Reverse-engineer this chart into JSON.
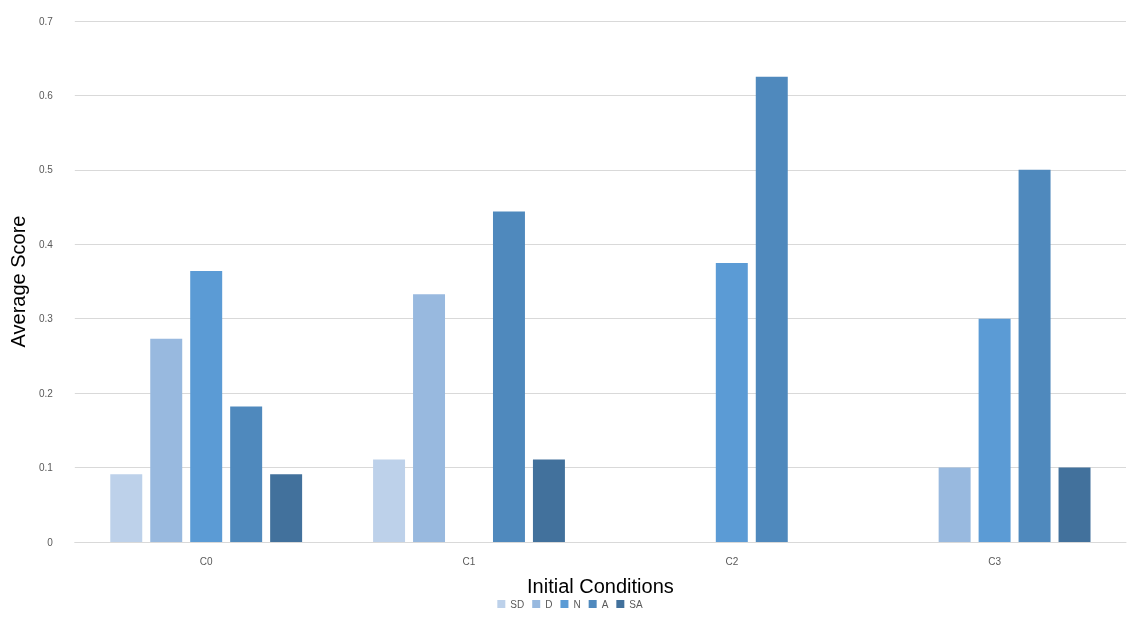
{
  "chart_data": {
    "type": "bar",
    "xlabel": "Initial Conditions",
    "ylabel": "Average Score",
    "categories": [
      "C0",
      "C1",
      "C2",
      "C3"
    ],
    "series": [
      {
        "name": "SD",
        "color": "#bdd1ea",
        "values": [
          0.091,
          0.111,
          0,
          0
        ]
      },
      {
        "name": "D",
        "color": "#98b9df",
        "values": [
          0.273,
          0.333,
          0,
          0.1
        ]
      },
      {
        "name": "N",
        "color": "#5b9bd5",
        "values": [
          0.364,
          0,
          0.375,
          0.3
        ]
      },
      {
        "name": "A",
        "color": "#4f89bd",
        "values": [
          0.182,
          0.444,
          0.625,
          0.5
        ]
      },
      {
        "name": "SA",
        "color": "#42719c",
        "values": [
          0.091,
          0.111,
          0,
          0.1
        ]
      }
    ],
    "ylim": [
      0,
      0.7
    ],
    "yticks": [
      0,
      0.1,
      0.2,
      0.3,
      0.4,
      0.5,
      0.6,
      0.7
    ],
    "grid": "y",
    "legend": "bottom"
  }
}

****************************************

**Set task**
Copy the records exactly. Skip the pictures.

**Exercise response**
Reverse-engineer this chart into JSON.
{
  "chart_data": {
    "type": "bar",
    "xlabel": "Initial Conditions",
    "ylabel": "Average Score",
    "categories": [
      "C0",
      "C1",
      "C2",
      "C3"
    ],
    "series": [
      {
        "name": "SD",
        "color": "#bdd1ea",
        "values": [
          0.091,
          0.111,
          0,
          0
        ]
      },
      {
        "name": "D",
        "color": "#98b9df",
        "values": [
          0.273,
          0.333,
          0,
          0.1
        ]
      },
      {
        "name": "N",
        "color": "#5b9bd5",
        "values": [
          0.364,
          0,
          0.375,
          0.3
        ]
      },
      {
        "name": "A",
        "color": "#4f89bd",
        "values": [
          0.182,
          0.444,
          0.625,
          0.5
        ]
      },
      {
        "name": "SA",
        "color": "#42719c",
        "values": [
          0.091,
          0.111,
          0,
          0.1
        ]
      }
    ],
    "ylim": [
      0,
      0.7
    ],
    "yticks": [
      0,
      0.1,
      0.2,
      0.3,
      0.4,
      0.5,
      0.6,
      0.7
    ],
    "grid": "y",
    "legend": "bottom"
  }
}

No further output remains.